┌─ Records provided
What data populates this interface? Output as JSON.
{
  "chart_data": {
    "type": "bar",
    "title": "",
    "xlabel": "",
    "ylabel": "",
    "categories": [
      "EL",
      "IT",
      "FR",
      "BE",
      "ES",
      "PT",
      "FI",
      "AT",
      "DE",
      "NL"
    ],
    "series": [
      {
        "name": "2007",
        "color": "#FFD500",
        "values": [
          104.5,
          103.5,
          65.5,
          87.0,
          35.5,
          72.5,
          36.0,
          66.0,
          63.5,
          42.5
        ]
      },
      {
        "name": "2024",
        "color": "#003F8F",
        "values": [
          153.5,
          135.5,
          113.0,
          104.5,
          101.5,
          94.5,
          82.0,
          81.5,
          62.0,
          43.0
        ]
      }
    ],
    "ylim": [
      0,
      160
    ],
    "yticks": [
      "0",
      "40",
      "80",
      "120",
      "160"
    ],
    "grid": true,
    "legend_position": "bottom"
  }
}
└─
┌─ Records provided
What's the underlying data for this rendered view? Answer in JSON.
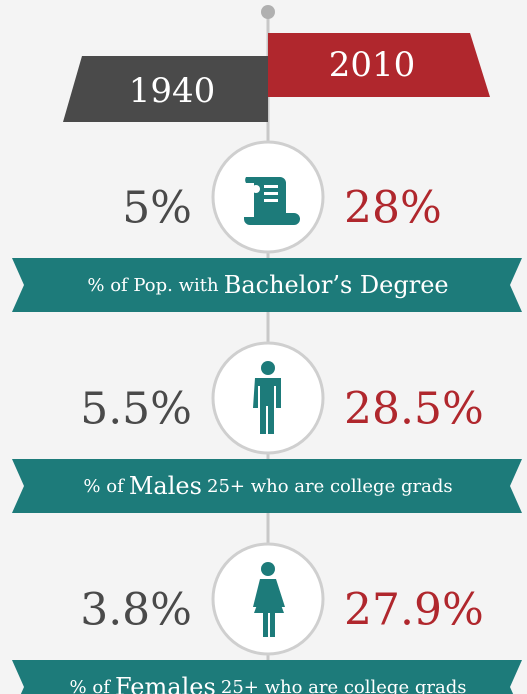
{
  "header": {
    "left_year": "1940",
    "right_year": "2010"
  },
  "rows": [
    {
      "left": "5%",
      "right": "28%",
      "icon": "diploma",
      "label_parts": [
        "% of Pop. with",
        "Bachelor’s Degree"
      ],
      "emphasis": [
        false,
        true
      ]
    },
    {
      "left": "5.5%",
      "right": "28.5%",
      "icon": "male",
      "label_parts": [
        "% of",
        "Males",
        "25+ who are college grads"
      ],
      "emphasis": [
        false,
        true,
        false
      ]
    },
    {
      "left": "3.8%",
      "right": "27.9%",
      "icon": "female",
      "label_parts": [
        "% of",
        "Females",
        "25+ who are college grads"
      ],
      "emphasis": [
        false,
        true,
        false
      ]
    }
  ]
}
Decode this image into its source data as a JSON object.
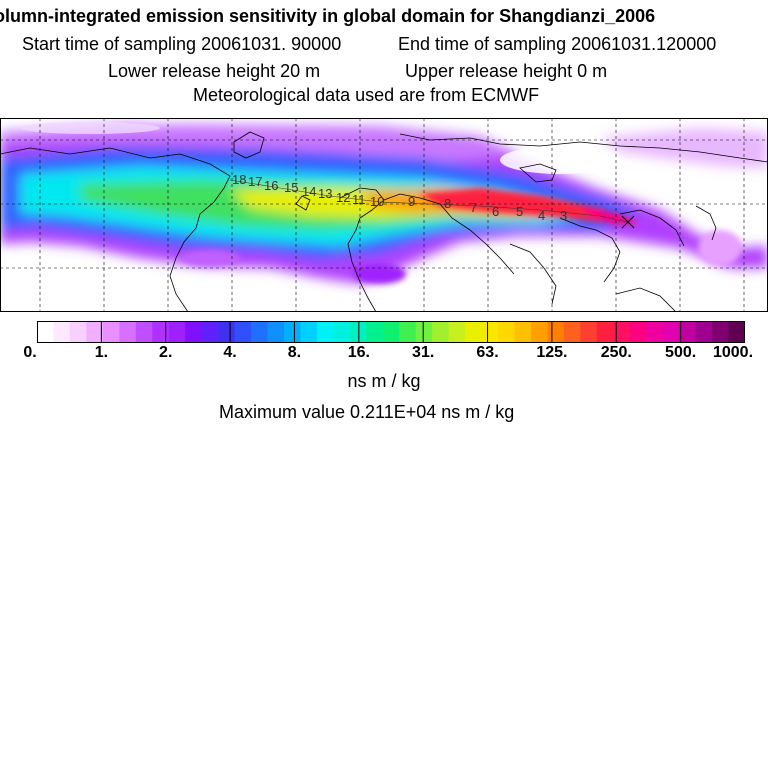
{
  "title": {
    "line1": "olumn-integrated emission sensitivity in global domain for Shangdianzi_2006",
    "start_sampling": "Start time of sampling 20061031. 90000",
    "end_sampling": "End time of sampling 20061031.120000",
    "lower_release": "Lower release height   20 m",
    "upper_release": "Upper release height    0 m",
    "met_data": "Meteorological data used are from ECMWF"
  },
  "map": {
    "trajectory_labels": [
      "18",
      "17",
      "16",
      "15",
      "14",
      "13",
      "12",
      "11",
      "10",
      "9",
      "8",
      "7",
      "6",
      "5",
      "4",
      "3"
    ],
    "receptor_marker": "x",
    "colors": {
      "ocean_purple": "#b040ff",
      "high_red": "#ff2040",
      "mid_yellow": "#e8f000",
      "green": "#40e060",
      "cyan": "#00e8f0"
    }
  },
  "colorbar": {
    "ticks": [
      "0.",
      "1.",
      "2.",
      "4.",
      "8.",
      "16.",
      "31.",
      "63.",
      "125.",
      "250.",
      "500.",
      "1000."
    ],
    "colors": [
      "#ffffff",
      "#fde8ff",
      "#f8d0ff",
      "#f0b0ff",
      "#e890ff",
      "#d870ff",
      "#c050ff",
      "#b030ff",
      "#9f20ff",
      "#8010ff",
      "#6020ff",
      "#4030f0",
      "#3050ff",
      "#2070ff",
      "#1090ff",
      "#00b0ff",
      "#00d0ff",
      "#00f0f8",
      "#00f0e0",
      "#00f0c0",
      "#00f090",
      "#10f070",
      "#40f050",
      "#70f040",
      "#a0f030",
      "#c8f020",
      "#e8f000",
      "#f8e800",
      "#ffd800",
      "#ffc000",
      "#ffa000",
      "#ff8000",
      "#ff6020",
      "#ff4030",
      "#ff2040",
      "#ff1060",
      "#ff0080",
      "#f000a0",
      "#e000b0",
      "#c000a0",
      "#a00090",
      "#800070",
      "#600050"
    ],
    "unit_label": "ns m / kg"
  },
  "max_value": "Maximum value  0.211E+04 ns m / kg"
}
└─
The task:
Only a number is wanted: how many lines contain "sampling"?

Written answer:
2